Brief:
Restate every line of the material, word for word.

Extracted records
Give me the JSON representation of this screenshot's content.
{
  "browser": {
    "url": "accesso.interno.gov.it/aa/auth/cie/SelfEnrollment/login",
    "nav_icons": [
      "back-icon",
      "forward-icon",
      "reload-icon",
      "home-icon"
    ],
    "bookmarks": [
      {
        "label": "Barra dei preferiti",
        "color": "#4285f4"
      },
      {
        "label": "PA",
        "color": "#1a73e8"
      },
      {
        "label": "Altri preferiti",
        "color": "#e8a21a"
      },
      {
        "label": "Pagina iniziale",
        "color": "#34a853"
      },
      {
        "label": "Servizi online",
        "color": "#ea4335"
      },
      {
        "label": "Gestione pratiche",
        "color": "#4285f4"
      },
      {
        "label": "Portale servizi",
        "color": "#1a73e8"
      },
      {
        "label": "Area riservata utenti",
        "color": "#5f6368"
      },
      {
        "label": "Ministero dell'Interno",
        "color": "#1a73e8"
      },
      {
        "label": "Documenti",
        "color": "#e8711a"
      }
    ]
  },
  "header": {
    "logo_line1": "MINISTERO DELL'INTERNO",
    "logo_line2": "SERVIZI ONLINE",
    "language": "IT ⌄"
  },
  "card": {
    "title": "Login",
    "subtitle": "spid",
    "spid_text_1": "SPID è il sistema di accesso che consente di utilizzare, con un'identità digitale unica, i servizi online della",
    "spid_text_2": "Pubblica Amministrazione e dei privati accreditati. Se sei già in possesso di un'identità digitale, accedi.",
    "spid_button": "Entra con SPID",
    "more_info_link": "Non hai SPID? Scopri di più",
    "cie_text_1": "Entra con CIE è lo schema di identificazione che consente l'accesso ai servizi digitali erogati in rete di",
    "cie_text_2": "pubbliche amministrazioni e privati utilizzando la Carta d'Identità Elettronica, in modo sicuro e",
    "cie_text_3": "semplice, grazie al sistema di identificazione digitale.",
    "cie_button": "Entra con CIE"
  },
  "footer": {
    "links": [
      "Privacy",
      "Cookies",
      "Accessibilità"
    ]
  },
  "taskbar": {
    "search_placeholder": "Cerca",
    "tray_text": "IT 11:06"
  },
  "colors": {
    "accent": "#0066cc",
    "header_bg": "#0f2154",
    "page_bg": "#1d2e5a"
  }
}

Expected answer:
Give me the JSON representation of this screenshot's content.
{
  "browser": {
    "url": "accesso.interno.gov.it/aa/auth/cie/SelfEnrollment/login",
    "nav_icons": [
      "back-icon",
      "forward-icon",
      "reload-icon",
      "home-icon"
    ],
    "bookmarks": [
      {
        "label": "Barra dei preferiti",
        "color": "#4285f4"
      },
      {
        "label": "PA",
        "color": "#1a73e8"
      },
      {
        "label": "Altri preferiti",
        "color": "#e8a21a"
      },
      {
        "label": "Pagina iniziale",
        "color": "#34a853"
      },
      {
        "label": "Servizi online",
        "color": "#ea4335"
      },
      {
        "label": "Gestione pratiche",
        "color": "#4285f4"
      },
      {
        "label": "Portale servizi",
        "color": "#1a73e8"
      },
      {
        "label": "Area riservata utenti",
        "color": "#5f6368"
      },
      {
        "label": "Ministero dell'Interno",
        "color": "#1a73e8"
      },
      {
        "label": "Documenti",
        "color": "#e8711a"
      }
    ]
  },
  "header": {
    "logo_line1": "MINISTERO DELL'INTERNO",
    "logo_line2": "SERVIZI ONLINE",
    "language": "IT ⌄"
  },
  "card": {
    "title": "Login",
    "subtitle": "spid",
    "spid_text_1": "SPID è il sistema di accesso che consente di utilizzare, con un'identità digitale unica, i servizi online della",
    "spid_text_2": "Pubblica Amministrazione e dei privati accreditati. Se sei già in possesso di un'identità digitale, accedi.",
    "spid_button": "Entra con SPID",
    "more_info_link": "Non hai SPID? Scopri di più",
    "cie_text_1": "Entra con CIE è lo schema di identificazione che consente l'accesso ai servizi digitali erogati in rete di",
    "cie_text_2": "pubbliche amministrazioni e privati utilizzando la Carta d'Identità Elettronica, in modo sicuro e",
    "cie_text_3": "semplice, grazie al sistema di identificazione digitale.",
    "cie_button": "Entra con CIE"
  },
  "footer": {
    "links": [
      "Privacy",
      "Cookies",
      "Accessibilità"
    ]
  },
  "taskbar": {
    "search_placeholder": "Cerca",
    "tray_text": "IT 11:06"
  },
  "colors": {
    "accent": "#0066cc",
    "header_bg": "#0f2154",
    "page_bg": "#1d2e5a"
  }
}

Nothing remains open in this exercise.